Extracted data entries:

++++

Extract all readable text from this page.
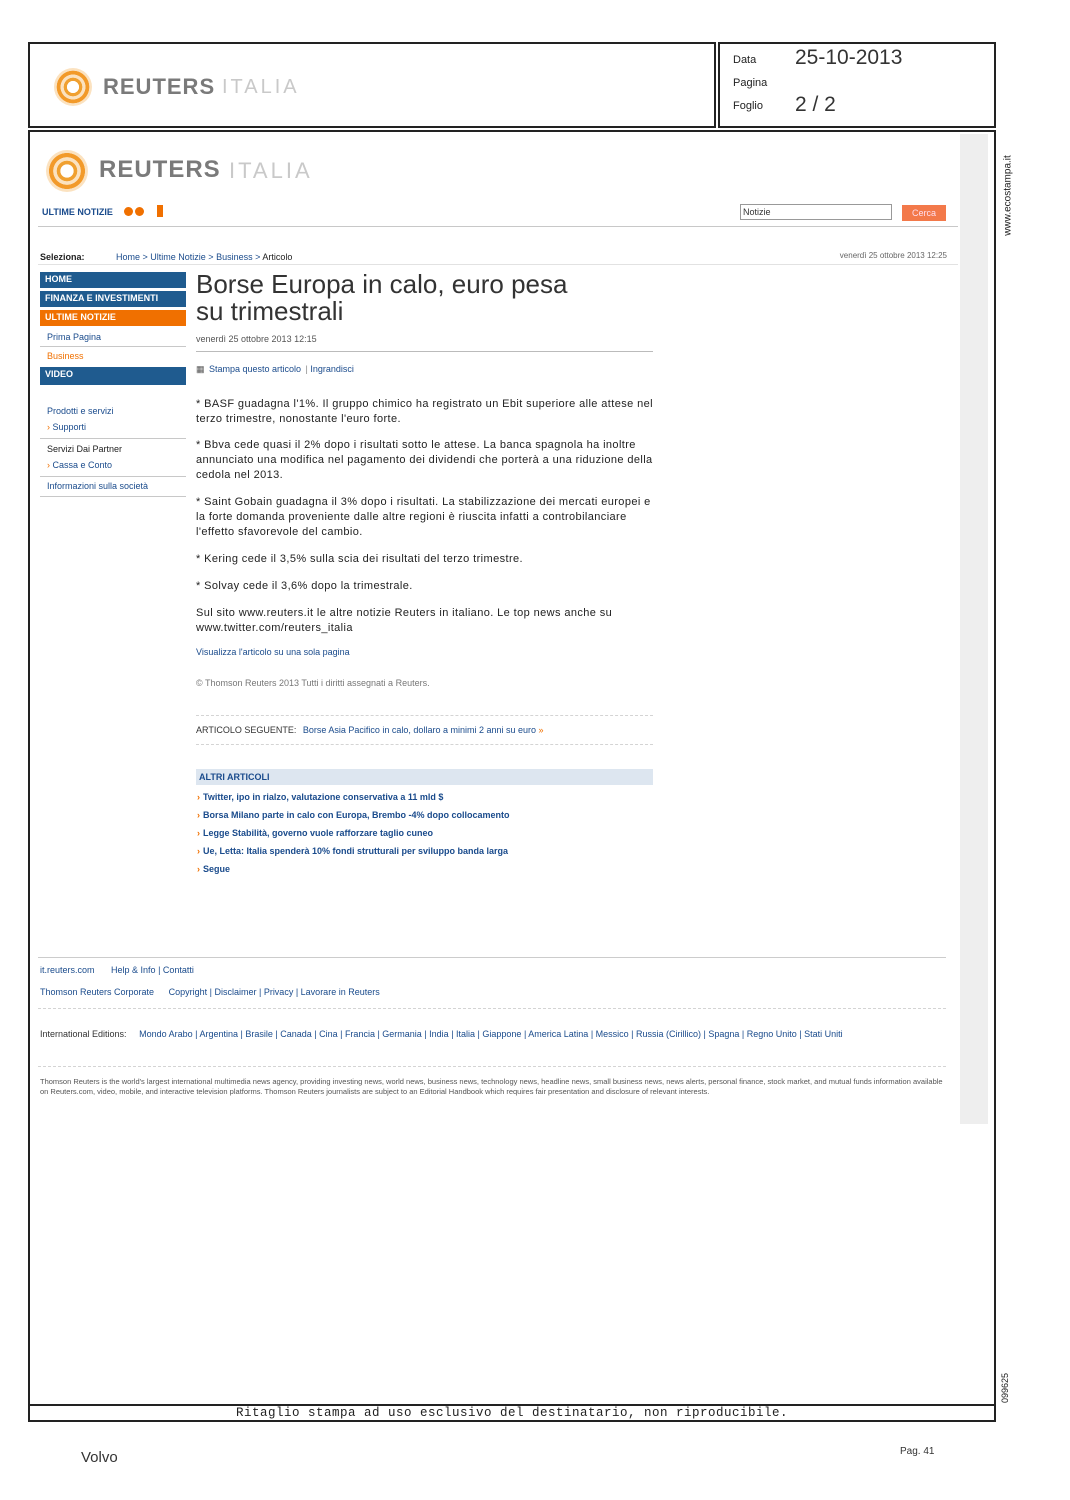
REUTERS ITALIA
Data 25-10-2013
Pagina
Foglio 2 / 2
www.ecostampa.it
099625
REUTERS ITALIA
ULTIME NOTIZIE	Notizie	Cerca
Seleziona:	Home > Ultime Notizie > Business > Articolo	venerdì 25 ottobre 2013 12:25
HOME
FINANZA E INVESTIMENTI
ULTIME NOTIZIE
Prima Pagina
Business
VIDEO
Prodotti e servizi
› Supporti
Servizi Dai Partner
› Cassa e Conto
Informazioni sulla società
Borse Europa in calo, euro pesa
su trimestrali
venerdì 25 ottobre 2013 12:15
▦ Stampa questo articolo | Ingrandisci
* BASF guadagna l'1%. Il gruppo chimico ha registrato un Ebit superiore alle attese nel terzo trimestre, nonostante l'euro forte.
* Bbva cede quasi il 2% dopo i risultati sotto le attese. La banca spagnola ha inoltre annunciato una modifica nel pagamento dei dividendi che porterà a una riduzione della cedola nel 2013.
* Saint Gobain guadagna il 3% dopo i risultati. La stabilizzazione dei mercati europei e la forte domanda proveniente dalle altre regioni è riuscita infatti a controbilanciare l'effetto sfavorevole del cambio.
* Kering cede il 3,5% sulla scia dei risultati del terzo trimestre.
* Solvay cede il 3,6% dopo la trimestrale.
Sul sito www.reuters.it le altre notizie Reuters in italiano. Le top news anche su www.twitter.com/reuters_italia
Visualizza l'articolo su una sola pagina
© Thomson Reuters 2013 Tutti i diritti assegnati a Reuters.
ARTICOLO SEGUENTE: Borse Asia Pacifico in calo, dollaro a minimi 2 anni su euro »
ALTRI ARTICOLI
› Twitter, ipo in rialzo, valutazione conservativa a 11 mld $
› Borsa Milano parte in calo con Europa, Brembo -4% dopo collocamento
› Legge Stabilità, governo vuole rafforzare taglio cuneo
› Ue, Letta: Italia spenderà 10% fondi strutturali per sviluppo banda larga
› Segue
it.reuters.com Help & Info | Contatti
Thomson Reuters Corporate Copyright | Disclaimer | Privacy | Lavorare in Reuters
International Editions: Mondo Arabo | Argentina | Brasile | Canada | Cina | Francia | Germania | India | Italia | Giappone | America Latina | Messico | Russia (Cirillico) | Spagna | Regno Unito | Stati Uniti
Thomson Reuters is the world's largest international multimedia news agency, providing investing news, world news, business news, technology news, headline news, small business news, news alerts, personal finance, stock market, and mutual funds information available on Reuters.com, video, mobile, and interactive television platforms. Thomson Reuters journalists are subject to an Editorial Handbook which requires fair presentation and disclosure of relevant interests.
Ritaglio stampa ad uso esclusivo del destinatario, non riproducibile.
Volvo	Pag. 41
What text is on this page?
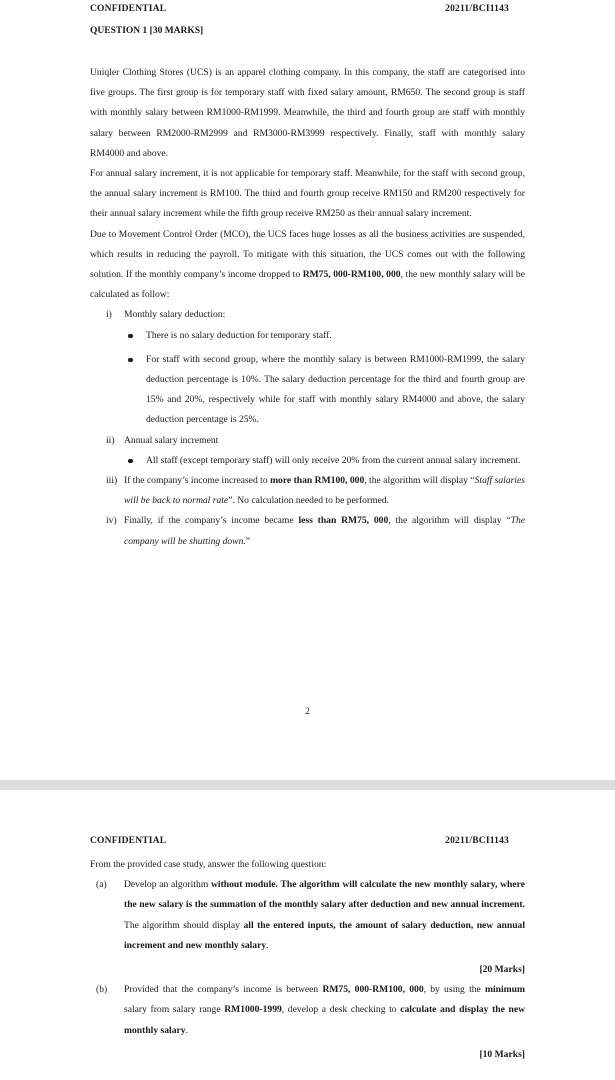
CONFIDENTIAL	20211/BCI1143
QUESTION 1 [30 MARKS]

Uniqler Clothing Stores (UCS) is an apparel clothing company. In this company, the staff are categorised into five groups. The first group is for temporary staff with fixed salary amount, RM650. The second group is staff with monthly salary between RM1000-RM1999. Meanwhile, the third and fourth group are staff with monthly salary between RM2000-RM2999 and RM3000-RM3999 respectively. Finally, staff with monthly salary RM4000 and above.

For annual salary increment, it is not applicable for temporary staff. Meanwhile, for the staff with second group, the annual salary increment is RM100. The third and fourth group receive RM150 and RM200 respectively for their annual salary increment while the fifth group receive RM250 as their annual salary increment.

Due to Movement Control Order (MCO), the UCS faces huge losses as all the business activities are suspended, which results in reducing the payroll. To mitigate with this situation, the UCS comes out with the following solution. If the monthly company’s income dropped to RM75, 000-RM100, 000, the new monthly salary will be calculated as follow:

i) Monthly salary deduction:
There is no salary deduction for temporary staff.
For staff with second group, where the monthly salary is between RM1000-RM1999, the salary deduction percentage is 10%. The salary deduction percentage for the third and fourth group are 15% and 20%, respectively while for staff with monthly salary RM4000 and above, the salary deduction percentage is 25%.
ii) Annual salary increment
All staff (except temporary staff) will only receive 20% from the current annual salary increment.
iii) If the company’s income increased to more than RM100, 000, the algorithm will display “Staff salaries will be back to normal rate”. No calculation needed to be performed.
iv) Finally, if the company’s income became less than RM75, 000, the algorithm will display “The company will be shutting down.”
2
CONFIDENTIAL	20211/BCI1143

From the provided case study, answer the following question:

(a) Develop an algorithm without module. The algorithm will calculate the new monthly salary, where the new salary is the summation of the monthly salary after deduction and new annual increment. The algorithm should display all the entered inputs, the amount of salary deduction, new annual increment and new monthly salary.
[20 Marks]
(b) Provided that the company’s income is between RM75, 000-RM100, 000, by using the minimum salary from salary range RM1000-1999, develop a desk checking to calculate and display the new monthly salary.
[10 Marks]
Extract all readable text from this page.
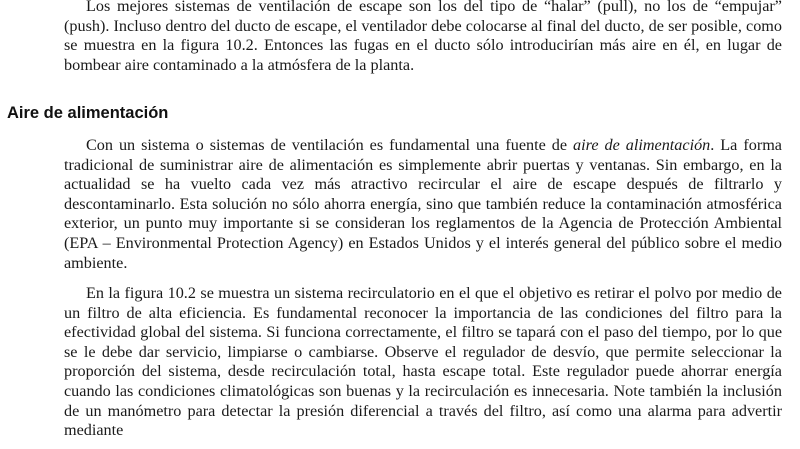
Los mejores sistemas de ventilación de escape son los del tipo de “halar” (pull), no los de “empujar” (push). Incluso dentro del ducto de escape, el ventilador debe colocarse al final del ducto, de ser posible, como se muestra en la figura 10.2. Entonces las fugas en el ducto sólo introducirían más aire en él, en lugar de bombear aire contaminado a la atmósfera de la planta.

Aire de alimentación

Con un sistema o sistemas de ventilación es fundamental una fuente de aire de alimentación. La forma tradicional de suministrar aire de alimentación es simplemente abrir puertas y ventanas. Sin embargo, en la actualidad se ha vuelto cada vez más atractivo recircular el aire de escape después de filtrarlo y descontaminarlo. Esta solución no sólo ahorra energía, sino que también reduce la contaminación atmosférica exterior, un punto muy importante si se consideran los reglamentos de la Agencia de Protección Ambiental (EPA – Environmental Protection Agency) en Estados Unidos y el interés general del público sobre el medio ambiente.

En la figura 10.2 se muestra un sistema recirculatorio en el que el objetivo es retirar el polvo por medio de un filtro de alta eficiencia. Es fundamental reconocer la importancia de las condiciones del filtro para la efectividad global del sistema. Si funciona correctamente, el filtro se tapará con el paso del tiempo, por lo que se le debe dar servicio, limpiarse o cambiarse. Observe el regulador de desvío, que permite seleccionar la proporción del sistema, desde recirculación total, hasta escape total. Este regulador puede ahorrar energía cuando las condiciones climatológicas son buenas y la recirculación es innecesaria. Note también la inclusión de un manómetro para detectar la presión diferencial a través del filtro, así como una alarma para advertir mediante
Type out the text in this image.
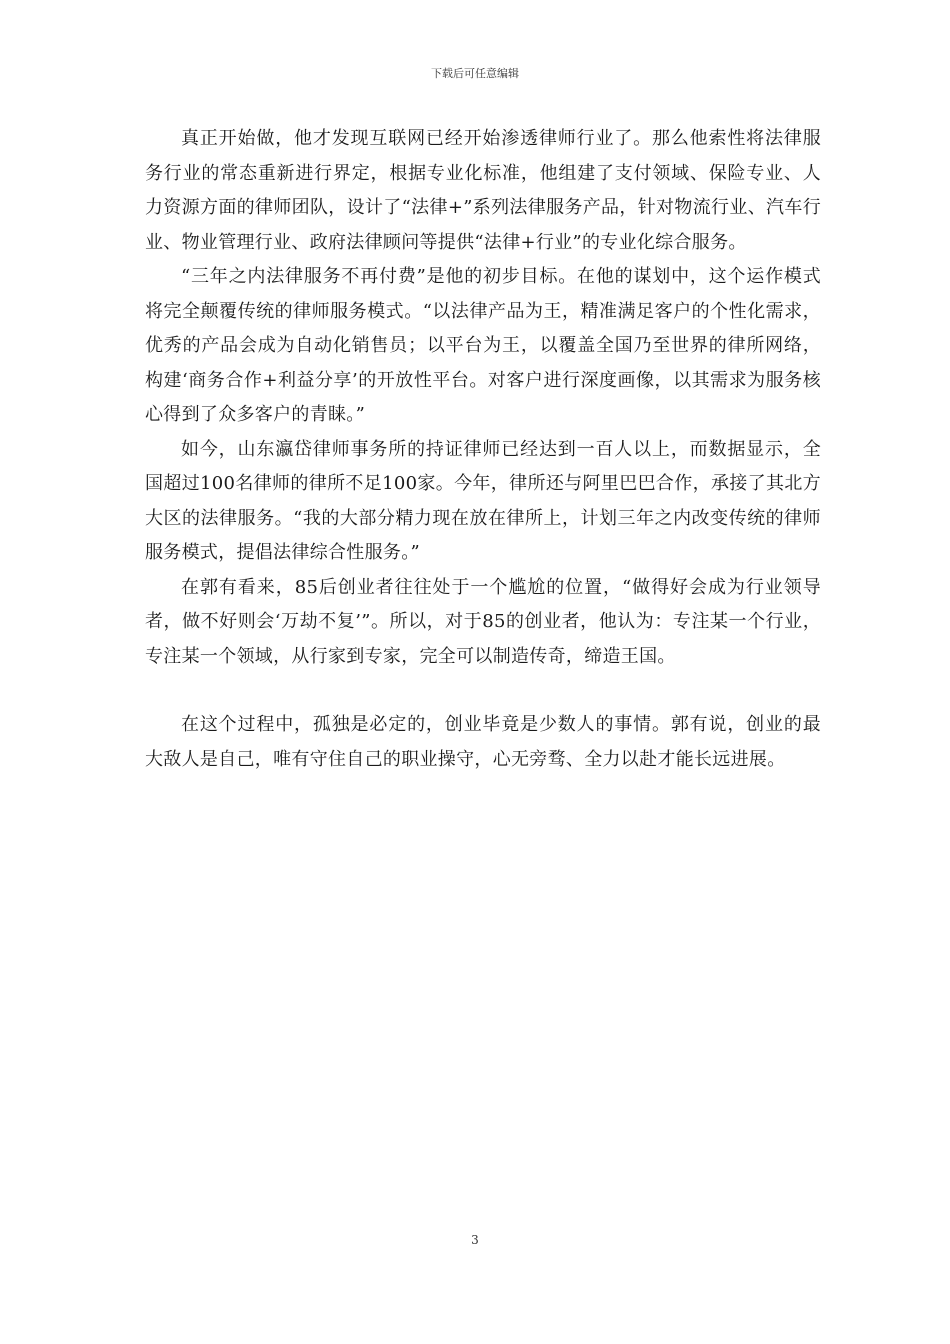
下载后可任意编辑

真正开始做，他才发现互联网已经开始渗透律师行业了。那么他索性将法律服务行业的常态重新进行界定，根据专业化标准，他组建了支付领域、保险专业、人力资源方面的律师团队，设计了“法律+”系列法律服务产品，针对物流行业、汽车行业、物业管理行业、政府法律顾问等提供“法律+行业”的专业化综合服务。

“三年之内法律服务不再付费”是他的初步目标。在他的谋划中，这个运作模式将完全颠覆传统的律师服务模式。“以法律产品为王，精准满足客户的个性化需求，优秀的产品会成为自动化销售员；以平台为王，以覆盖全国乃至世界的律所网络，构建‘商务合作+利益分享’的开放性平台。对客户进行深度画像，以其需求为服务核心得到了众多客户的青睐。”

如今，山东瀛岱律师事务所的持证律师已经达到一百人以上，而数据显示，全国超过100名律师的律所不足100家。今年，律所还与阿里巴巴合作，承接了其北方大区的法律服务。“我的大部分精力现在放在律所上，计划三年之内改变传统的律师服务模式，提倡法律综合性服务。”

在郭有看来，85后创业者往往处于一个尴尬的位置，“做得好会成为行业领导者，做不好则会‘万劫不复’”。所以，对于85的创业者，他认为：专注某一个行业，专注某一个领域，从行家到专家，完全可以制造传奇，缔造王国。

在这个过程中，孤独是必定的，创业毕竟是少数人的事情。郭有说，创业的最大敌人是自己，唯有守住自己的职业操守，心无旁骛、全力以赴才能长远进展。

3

++++

**SET TASK:** Pictures stay out of the copy; please restate every record above exactly.

**SOLVED PROBLEM:**
Extract all readable text from this page.
REUTERS ITALIA
Data 25-10-2013
Pagina
Foglio 2 / 2
www.ecostampa.it
099625
REUTERS ITALIA
ULTIME NOTIZIE	Notizie	Cerca
Seleziona:	Home > Ultime Notizie > Business > Articolo	venerdì 25 ottobre 2013 12:25
HOME
FINANZA E INVESTIMENTI
ULTIME NOTIZIE
Prima Pagina
Business
VIDEO
Prodotti e servizi
› Supporti
Servizi Dai Partner
› Cassa e Conto
Informazioni sulla società
Borse Europa in calo, euro pesa
su trimestrali
venerdì 25 ottobre 2013 12:15
▦ Stampa questo articolo | Ingrandisci
* BASF guadagna l'1%. Il gruppo chimico ha registrato un Ebit superiore alle attese nel terzo trimestre, nonostante l'euro forte.
* Bbva cede quasi il 2% dopo i risultati sotto le attese. La banca spagnola ha inoltre annunciato una modifica nel pagamento dei dividendi che porterà a una riduzione della cedola nel 2013.
* Saint Gobain guadagna il 3% dopo i risultati. La stabilizzazione dei mercati europei e la forte domanda proveniente dalle altre regioni è riuscita infatti a controbilanciare l'effetto sfavorevole del cambio.
* Kering cede il 3,5% sulla scia dei risultati del terzo trimestre.
* Solvay cede il 3,6% dopo la trimestrale.
Sul sito www.reuters.it le altre notizie Reuters in italiano. Le top news anche su www.twitter.com/reuters_italia
Visualizza l'articolo su una sola pagina
© Thomson Reuters 2013 Tutti i diritti assegnati a Reuters.
ARTICOLO SEGUENTE: Borse Asia Pacifico in calo, dollaro a minimi 2 anni su euro »
ALTRI ARTICOLI
› Twitter, ipo in rialzo, valutazione conservativa a 11 mld $
› Borsa Milano parte in calo con Europa, Brembo -4% dopo collocamento
› Legge Stabilità, governo vuole rafforzare taglio cuneo
› Ue, Letta: Italia spenderà 10% fondi strutturali per sviluppo banda larga
› Segue
it.reuters.com Help & Info | Contatti
Thomson Reuters Corporate Copyright | Disclaimer | Privacy | Lavorare in Reuters
International Editions: Mondo Arabo | Argentina | Brasile | Canada | Cina | Francia | Germania | India | Italia | Giappone | America Latina | Messico | Russia (Cirillico) | Spagna | Regno Unito | Stati Uniti
Thomson Reuters is the world's largest international multimedia news agency, providing investing news, world news, business news, technology news, headline news, small business news, news alerts, personal finance, stock market, and mutual funds information available on Reuters.com, video, mobile, and interactive television platforms. Thomson Reuters journalists are subject to an Editorial Handbook which requires fair presentation and disclosure of relevant interests.
Ritaglio stampa ad uso esclusivo del destinatario, non riproducibile.
Volvo	Pag. 41
What text is on this page?
CONFIDENTIAL	20211/BCI1143
QUESTION 1 [30 MARKS]

Uniqler Clothing Stores (UCS) is an apparel clothing company. In this company, the staff are categorised into five groups. The first group is for temporary staff with fixed salary amount, RM650. The second group is staff with monthly salary between RM1000-RM1999. Meanwhile, the third and fourth group are staff with monthly salary between RM2000-RM2999 and RM3000-RM3999 respectively. Finally, staff with monthly salary RM4000 and above.

For annual salary increment, it is not applicable for temporary staff. Meanwhile, for the staff with second group, the annual salary increment is RM100. The third and fourth group receive RM150 and RM200 respectively for their annual salary increment while the fifth group receive RM250 as their annual salary increment.

Due to Movement Control Order (MCO), the UCS faces huge losses as all the business activities are suspended, which results in reducing the payroll. To mitigate with this situation, the UCS comes out with the following solution. If the monthly company’s income dropped to RM75, 000-RM100, 000, the new monthly salary will be calculated as follow:

i) Monthly salary deduction:
There is no salary deduction for temporary staff.
For staff with second group, where the monthly salary is between RM1000-RM1999, the salary deduction percentage is 10%. The salary deduction percentage for the third and fourth group are 15% and 20%, respectively while for staff with monthly salary RM4000 and above, the salary deduction percentage is 25%.
ii) Annual salary increment
All staff (except temporary staff) will only receive 20% from the current annual salary increment.
iii) If the company’s income increased to more than RM100, 000, the algorithm will display “Staff salaries will be back to normal rate”. No calculation needed to be performed.
iv) Finally, if the company’s income became less than RM75, 000, the algorithm will display “The company will be shutting down.”
2
CONFIDENTIAL	20211/BCI1143

From the provided case study, answer the following question:

(a) Develop an algorithm without module. The algorithm will calculate the new monthly salary, where the new salary is the summation of the monthly salary after deduction and new annual increment. The algorithm should display all the entered inputs, the amount of salary deduction, new annual increment and new monthly salary.
[20 Marks]
(b) Provided that the company’s income is between RM75, 000-RM100, 000, by using the minimum salary from salary range RM1000-1999, develop a desk checking to calculate and display the new monthly salary.
[10 Marks]
Extract all readable text from this page.
Los mejores sistemas de ventilación de escape son los del tipo de “halar” (pull), no los de “empujar” (push). Incluso dentro del ducto de escape, el ventilador debe colocarse al final del ducto, de ser posible, como se muestra en la figura 10.2. Entonces las fugas en el ducto sólo introducirían más aire en él, en lugar de bombear aire contaminado a la atmósfera de la planta.

Aire de alimentación

Con un sistema o sistemas de ventilación es fundamental una fuente de aire de alimentación. La forma tradicional de suministrar aire de alimentación es simplemente abrir puertas y ventanas. Sin embargo, en la actualidad se ha vuelto cada vez más atractivo recircular el aire de escape después de filtrarlo y descontaminarlo. Esta solución no sólo ahorra energía, sino que también reduce la contaminación atmosférica exterior, un punto muy importante si se consideran los reglamentos de la Agencia de Protección Ambiental (EPA – Environmental Protection Agency) en Estados Unidos y el interés general del público sobre el medio ambiente.

En la figura 10.2 se muestra un sistema recirculatorio en el que el objetivo es retirar el polvo por medio de un filtro de alta eficiencia. Es fundamental reconocer la importancia de las condiciones del filtro para la efectividad global del sistema. Si funciona correctamente, el filtro se tapará con el paso del tiempo, por lo que se le debe dar servicio, limpiarse o cambiarse. Observe el regulador de desvío, que permite seleccionar la proporción del sistema, desde recirculación total, hasta escape total. Este regulador puede ahorrar energía cuando las condiciones climatológicas son buenas y la recirculación es innecesaria. Note también la inclusión de un manómetro para detectar la presión diferencial a través del filtro, así como una alarma para advertir mediante
Type out the text in this image.
下载后可任意编辑

真正开始做，他才发现互联网已经开始渗透律师行业了。那么他索性将法律服务行业的常态重新进行界定，根据专业化标准，他组建了支付领域、保险专业、人力资源方面的律师团队，设计了“法律+”系列法律服务产品，针对物流行业、汽车行业、物业管理行业、政府法律顾问等提供“法律+行业”的专业化综合服务。

“三年之内法律服务不再付费”是他的初步目标。在他的谋划中，这个运作模式将完全颠覆传统的律师服务模式。“以法律产品为王，精准满足客户的个性化需求，优秀的产品会成为自动化销售员；以平台为王，以覆盖全国乃至世界的律所网络，构建‘商务合作+利益分享’的开放性平台。对客户进行深度画像，以其需求为服务核心得到了众多客户的青睐。”

如今，山东瀛岱律师事务所的持证律师已经达到一百人以上，而数据显示，全国超过100名律师的律所不足100家。今年，律所还与阿里巴巴合作，承接了其北方大区的法律服务。“我的大部分精力现在放在律所上，计划三年之内改变传统的律师服务模式，提倡法律综合性服务。”

在郭有看来，85后创业者往往处于一个尴尬的位置，“做得好会成为行业领导者，做不好则会‘万劫不复’”。所以，对于85的创业者，他认为：专注某一个行业，专注某一个领域，从行家到专家，完全可以制造传奇，缔造王国。

在这个过程中，孤独是必定的，创业毕竟是少数人的事情。郭有说，创业的最大敌人是自己，唯有守住自己的职业操守，心无旁骛、全力以赴才能长远进展。

3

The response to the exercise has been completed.